EXCERPTED DATA:

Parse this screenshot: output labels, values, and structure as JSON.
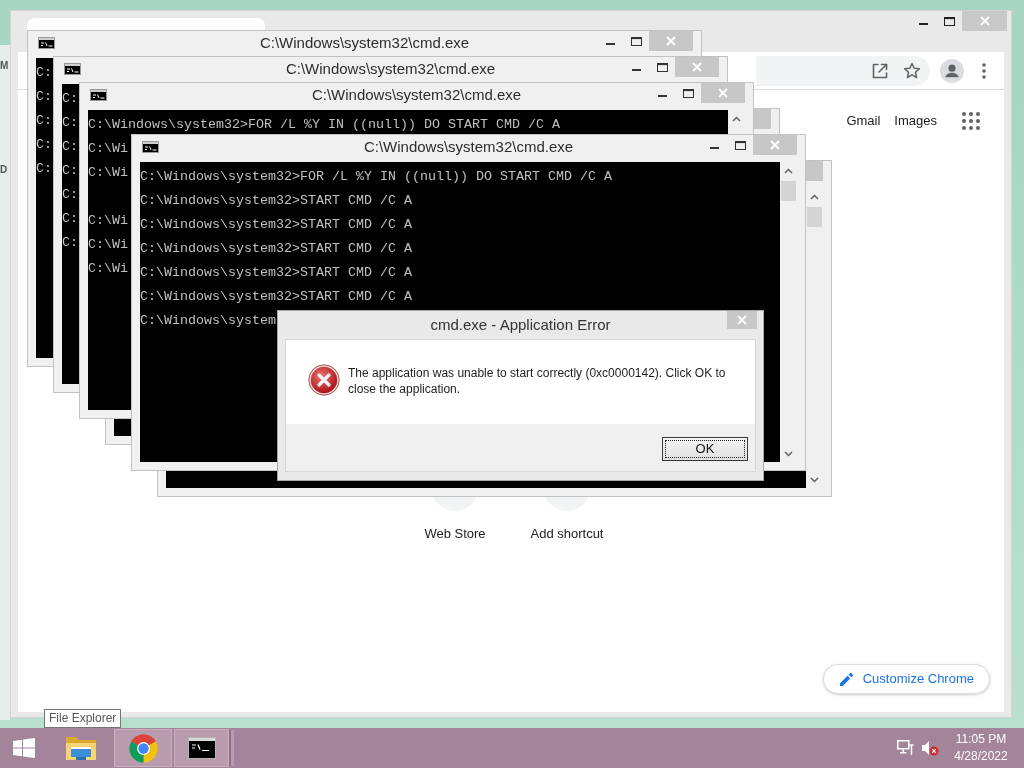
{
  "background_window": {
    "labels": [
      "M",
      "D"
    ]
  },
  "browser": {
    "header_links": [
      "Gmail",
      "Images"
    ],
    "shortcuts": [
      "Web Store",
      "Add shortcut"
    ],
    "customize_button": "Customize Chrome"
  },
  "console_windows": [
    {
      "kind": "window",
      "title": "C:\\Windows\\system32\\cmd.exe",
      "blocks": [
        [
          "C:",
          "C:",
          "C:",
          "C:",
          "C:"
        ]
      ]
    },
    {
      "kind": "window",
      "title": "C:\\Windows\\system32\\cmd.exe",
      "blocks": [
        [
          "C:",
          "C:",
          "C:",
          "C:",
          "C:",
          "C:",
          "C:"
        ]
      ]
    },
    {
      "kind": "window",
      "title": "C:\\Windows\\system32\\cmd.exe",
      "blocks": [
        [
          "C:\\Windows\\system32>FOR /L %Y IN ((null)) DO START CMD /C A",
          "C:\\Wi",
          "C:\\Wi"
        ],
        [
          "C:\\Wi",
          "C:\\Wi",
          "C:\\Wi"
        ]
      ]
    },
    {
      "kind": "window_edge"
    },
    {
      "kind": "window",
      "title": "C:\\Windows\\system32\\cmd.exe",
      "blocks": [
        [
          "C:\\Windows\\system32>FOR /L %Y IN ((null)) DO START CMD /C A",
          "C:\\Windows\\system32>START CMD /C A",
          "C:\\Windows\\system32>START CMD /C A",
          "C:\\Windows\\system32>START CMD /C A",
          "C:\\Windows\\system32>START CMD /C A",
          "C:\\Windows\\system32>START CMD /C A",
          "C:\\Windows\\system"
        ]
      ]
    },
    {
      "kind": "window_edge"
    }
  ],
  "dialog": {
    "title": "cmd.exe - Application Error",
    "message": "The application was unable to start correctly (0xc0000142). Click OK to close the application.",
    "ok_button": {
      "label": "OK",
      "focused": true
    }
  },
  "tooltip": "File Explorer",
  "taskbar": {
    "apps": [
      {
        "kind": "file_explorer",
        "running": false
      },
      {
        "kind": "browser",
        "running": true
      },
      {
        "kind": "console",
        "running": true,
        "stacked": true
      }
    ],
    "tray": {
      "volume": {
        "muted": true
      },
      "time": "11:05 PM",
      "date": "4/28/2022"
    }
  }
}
...
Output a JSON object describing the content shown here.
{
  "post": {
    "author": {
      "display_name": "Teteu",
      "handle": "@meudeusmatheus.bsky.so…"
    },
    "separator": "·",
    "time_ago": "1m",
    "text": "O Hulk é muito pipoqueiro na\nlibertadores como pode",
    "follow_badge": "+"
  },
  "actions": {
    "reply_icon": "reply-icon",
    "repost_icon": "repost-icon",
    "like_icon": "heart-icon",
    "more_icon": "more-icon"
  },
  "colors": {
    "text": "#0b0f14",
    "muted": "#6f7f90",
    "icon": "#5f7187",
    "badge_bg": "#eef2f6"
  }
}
==
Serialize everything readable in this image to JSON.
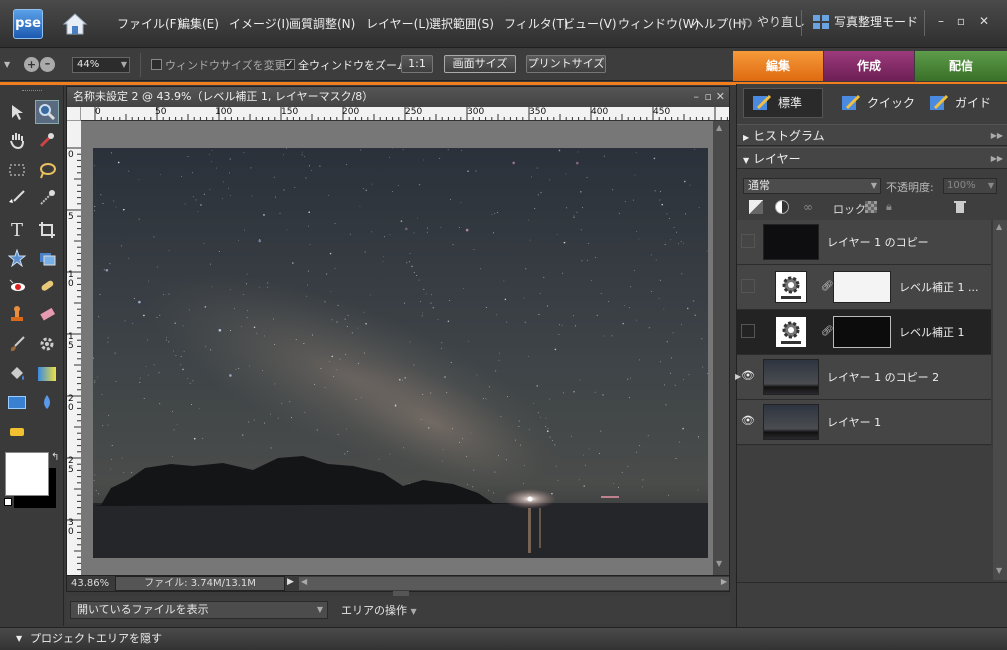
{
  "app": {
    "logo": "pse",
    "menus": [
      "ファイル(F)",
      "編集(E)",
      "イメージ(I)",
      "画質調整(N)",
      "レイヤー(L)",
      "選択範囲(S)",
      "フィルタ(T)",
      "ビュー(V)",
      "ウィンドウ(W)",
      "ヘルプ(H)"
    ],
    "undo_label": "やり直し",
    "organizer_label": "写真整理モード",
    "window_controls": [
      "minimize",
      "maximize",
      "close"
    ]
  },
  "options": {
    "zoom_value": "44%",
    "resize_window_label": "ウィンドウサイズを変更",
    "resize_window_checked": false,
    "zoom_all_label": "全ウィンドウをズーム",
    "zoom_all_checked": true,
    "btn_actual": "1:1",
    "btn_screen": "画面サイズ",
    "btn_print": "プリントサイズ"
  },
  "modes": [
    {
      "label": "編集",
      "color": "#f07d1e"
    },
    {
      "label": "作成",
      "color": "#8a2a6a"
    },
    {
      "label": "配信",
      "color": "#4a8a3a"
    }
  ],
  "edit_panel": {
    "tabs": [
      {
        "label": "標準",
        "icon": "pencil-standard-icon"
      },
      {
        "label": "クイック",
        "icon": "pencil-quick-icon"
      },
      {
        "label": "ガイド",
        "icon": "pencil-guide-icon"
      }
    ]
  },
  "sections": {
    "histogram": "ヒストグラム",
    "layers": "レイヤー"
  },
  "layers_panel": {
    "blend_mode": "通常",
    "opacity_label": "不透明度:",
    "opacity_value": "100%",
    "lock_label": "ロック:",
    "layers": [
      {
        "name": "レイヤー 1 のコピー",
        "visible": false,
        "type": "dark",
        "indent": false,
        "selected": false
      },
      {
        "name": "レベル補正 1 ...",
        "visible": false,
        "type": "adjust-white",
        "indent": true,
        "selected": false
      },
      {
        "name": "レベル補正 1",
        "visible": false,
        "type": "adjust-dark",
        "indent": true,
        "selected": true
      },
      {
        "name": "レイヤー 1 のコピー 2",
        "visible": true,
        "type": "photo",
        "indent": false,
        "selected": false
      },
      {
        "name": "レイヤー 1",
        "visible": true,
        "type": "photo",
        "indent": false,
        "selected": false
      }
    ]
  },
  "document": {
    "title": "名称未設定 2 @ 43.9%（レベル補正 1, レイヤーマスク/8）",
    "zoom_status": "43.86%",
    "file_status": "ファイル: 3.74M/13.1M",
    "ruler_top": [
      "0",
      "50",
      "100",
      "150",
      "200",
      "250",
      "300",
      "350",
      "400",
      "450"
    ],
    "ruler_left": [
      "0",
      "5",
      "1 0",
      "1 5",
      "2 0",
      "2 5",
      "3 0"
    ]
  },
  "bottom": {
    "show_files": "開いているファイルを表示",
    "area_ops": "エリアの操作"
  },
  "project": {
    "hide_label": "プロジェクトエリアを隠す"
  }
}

WHAT YOU HAVE TO DO:
Wherever the word "running" occurs in a line of the listing, copy that line.

FINAL RESULT:
        "running": false
        "running": true
        "running": true,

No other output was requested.